#### 文献正文 ####

此外,《周礼正义》中还出现了“通言之”的义例。实际上,我们不难发现,“通言之”即为“散文则通”。例如《地官·大司徒》“设其社稷之壝而树之田主”,郑注:“壝,壇与堳埒也”,孙疏:
凡委土而平筑之谓之墠,于墠之上积土而高若堂谓之壇,外为庳垣谓之堳埒。通言之,墠壇皆得称壝,故《鬯人》“社壝用大罍”,注云“壝谓委土为墠壇”是也。[6]695
“墠”“壇”“壝”三者有别,但散文则“墠”“壇”均可称“壝”。又如,《天官·叙官·内小臣》孙疏:
内小臣者,对夏官大仆属官小臣为外也。王官备,故有大仆,又有小臣;内官略,故止有内小臣,其侍后与大仆侍王略同,不复立内大仆也。通言之,内小臣亦称仆,故《书·立政》云“左右携仆”,伪孔传云:“左右携持器物之仆”。孔疏谓寺人内小臣等,是也。[1]43
小臣、内小臣有别,但散文言之,则内小臣也称为仆。
二、孙诒让训诂义例的特点及意义
训诂是了解和深入研究经典经文的重要凭借,同时也是了解经典作注者的注释思路及其思想的重要依据,尤其对于《周礼》《仪礼》典籍来说更是如此。因而,《周礼正义》应当集中反映出了孙诒让对《周礼》经文及郑玄注的训诂的认识和理解,也反映出了他的治经思路。其总结起来主要有如下特点:
一是孙氏认为《周礼》为周公所作,包含着治国安邦之深层理念,真是微言大义,“私念今之大患,在于政教未修,而上下之情暌阏不能相通”(《周礼正义序》),对经文的阐释或对经文某个单字的阐发也极为重要。虽然对单字的阐释并不像《春秋》那样可以用来决断狱案,但却能深入理解周公制礼之意。
二是前人如凌廷堪等用义例解读《仪礼》,使《仪礼》有径可循,《周礼》亦可用义例来进行解读,不仅《周礼》中的职官、历法等如此,《周礼》中的训诂也可如此。这是理解为何《周礼正义》全经贯穿用义例的方式来阐释训诂的关键。

#### 资料摘录 ####

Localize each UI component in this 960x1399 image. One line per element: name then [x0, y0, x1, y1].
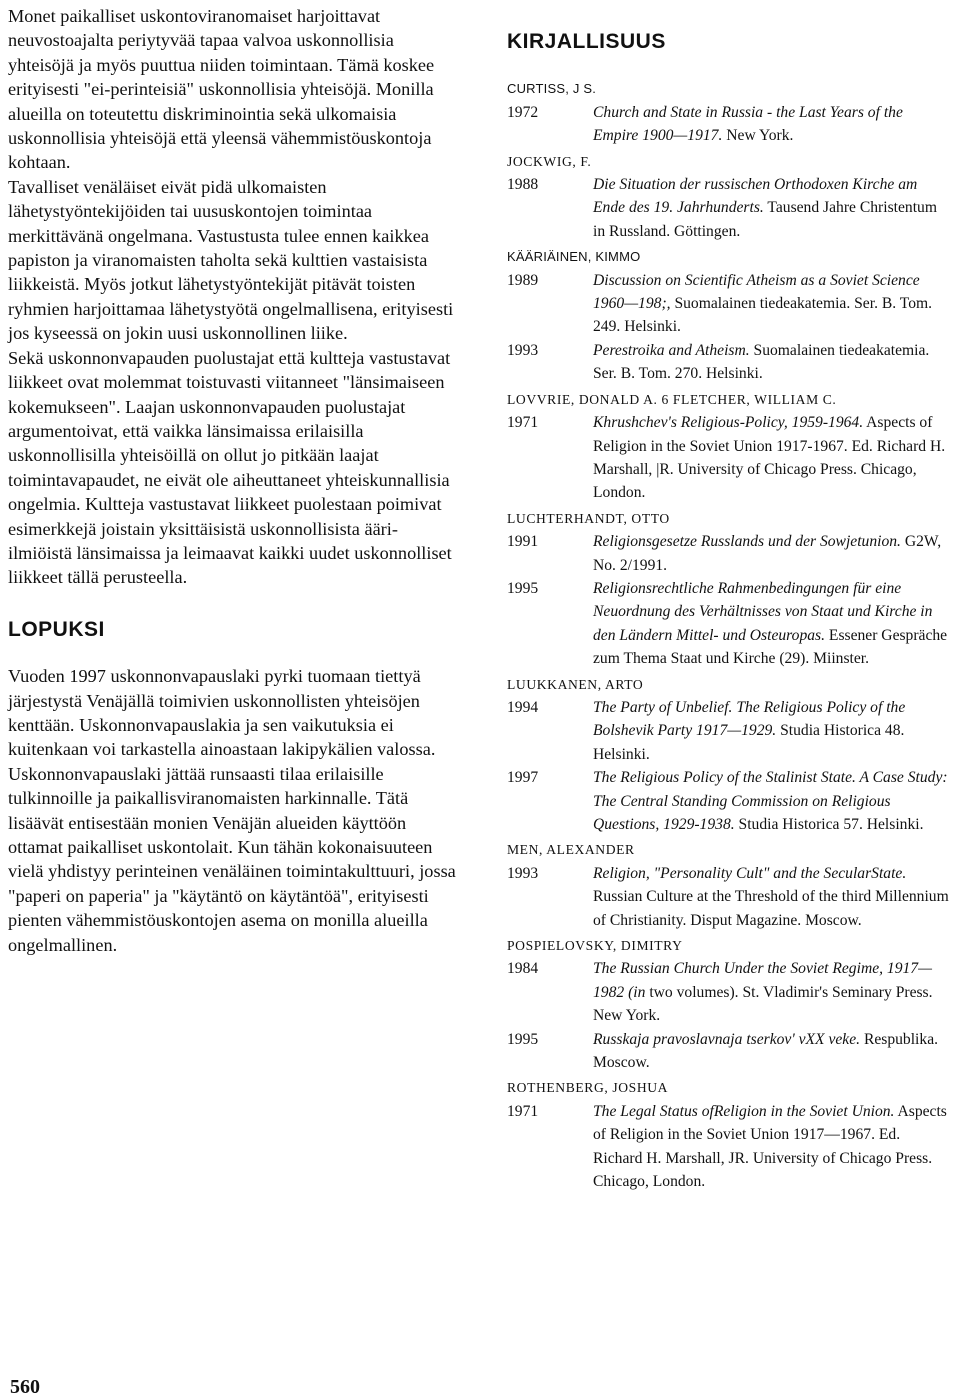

####

> **练习说明**:
请依据文献正文回答下列问题:
1. 孙疏称在墠之上积土而高若堂者为何?
2. 孙疏谓内官略,故仅设何官,而不复立内大仆?
3. 文中举出以义例解读《仪礼》的前人是谁?

> **题目解答**:
1. 壇。
2. 内小臣。
3. 凌廷堪。